■ Task requirements: Write down every entry below once more, exactly.

Figure record listings:
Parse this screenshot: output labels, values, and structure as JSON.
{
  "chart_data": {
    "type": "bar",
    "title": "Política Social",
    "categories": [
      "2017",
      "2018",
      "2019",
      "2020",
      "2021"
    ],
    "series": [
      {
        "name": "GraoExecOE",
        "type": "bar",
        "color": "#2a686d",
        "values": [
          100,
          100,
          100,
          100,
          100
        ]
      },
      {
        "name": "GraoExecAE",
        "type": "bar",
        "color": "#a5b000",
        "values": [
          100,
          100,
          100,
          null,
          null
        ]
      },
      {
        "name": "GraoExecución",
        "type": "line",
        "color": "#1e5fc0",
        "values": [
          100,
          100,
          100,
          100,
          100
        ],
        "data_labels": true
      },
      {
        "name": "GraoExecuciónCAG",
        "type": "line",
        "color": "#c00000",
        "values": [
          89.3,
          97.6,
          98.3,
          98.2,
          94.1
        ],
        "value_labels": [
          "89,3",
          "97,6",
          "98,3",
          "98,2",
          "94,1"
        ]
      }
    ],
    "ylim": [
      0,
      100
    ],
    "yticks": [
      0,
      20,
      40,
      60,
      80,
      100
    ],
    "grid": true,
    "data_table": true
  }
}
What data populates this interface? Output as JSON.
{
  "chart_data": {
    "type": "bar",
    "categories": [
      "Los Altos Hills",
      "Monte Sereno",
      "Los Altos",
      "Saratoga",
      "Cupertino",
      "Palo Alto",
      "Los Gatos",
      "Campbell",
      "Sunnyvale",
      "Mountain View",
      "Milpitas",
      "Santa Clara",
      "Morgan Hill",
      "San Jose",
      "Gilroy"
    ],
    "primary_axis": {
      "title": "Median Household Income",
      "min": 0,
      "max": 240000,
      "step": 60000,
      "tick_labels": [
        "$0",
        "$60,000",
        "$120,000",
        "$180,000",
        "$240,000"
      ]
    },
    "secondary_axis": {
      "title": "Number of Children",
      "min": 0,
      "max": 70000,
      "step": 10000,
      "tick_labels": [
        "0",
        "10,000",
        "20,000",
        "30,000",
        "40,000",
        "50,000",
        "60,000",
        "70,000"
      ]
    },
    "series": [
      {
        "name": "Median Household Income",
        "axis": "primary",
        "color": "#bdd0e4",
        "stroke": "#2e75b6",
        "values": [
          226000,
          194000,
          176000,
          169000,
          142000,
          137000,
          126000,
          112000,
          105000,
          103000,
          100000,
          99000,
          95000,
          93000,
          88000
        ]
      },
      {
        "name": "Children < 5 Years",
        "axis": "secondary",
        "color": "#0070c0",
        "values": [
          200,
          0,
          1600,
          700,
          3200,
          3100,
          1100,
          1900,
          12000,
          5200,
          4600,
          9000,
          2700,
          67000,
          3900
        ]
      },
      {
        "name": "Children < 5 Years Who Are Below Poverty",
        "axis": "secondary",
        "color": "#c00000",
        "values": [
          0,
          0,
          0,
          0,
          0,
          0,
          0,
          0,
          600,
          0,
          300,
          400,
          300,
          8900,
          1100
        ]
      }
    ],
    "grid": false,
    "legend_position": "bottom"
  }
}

■ Complete response:
Parse this screenshot: output labels, values, and structure as JSON.
{
  "chart_data": {
    "type": "bar",
    "title": "Política Social",
    "categories": [
      "2017",
      "2018",
      "2019",
      "2020",
      "2021"
    ],
    "series": [
      {
        "name": "GraoExecOE",
        "type": "bar",
        "color": "#2a686d",
        "values": [
          100,
          100,
          100,
          100,
          100
        ]
      },
      {
        "name": "GraoExecAE",
        "type": "bar",
        "color": "#a5b000",
        "values": [
          100,
          100,
          100,
          null,
          null
        ]
      },
      {
        "name": "GraoExecución",
        "type": "line",
        "color": "#1e5fc0",
        "values": [
          100,
          100,
          100,
          100,
          100
        ],
        "data_labels": true
      },
      {
        "name": "GraoExecuciónCAG",
        "type": "line",
        "color": "#c00000",
        "values": [
          89.3,
          97.6,
          98.3,
          98.2,
          94.1
        ],
        "value_labels": [
          "89,3",
          "97,6",
          "98,3",
          "98,2",
          "94,1"
        ]
      }
    ],
    "ylim": [
      0,
      100
    ],
    "yticks": [
      0,
      20,
      40,
      60,
      80,
      100
    ],
    "grid": true,
    "data_table": true
  }
}
What data populates this interface? Output as JSON.
{
  "chart_data": {
    "type": "bar",
    "categories": [
      "Los Altos Hills",
      "Monte Sereno",
      "Los Altos",
      "Saratoga",
      "Cupertino",
      "Palo Alto",
      "Los Gatos",
      "Campbell",
      "Sunnyvale",
      "Mountain View",
      "Milpitas",
      "Santa Clara",
      "Morgan Hill",
      "San Jose",
      "Gilroy"
    ],
    "primary_axis": {
      "title": "Median Household Income",
      "min": 0,
      "max": 240000,
      "step": 60000,
      "tick_labels": [
        "$0",
        "$60,000",
        "$120,000",
        "$180,000",
        "$240,000"
      ]
    },
    "secondary_axis": {
      "title": "Number of Children",
      "min": 0,
      "max": 70000,
      "step": 10000,
      "tick_labels": [
        "0",
        "10,000",
        "20,000",
        "30,000",
        "40,000",
        "50,000",
        "60,000",
        "70,000"
      ]
    },
    "series": [
      {
        "name": "Median Household Income",
        "axis": "primary",
        "color": "#bdd0e4",
        "stroke": "#2e75b6",
        "values": [
          226000,
          194000,
          176000,
          169000,
          142000,
          137000,
          126000,
          112000,
          105000,
          103000,
          100000,
          99000,
          95000,
          93000,
          88000
        ]
      },
      {
        "name": "Children < 5 Years",
        "axis": "secondary",
        "color": "#0070c0",
        "values": [
          200,
          0,
          1600,
          700,
          3200,
          3100,
          1100,
          1900,
          12000,
          5200,
          4600,
          9000,
          2700,
          67000,
          3900
        ]
      },
      {
        "name": "Children < 5 Years Who Are Below Poverty",
        "axis": "secondary",
        "color": "#c00000",
        "values": [
          0,
          0,
          0,
          0,
          0,
          0,
          0,
          0,
          600,
          0,
          300,
          400,
          300,
          8900,
          1100
        ]
      }
    ],
    "grid": false,
    "legend_position": "bottom"
  }
}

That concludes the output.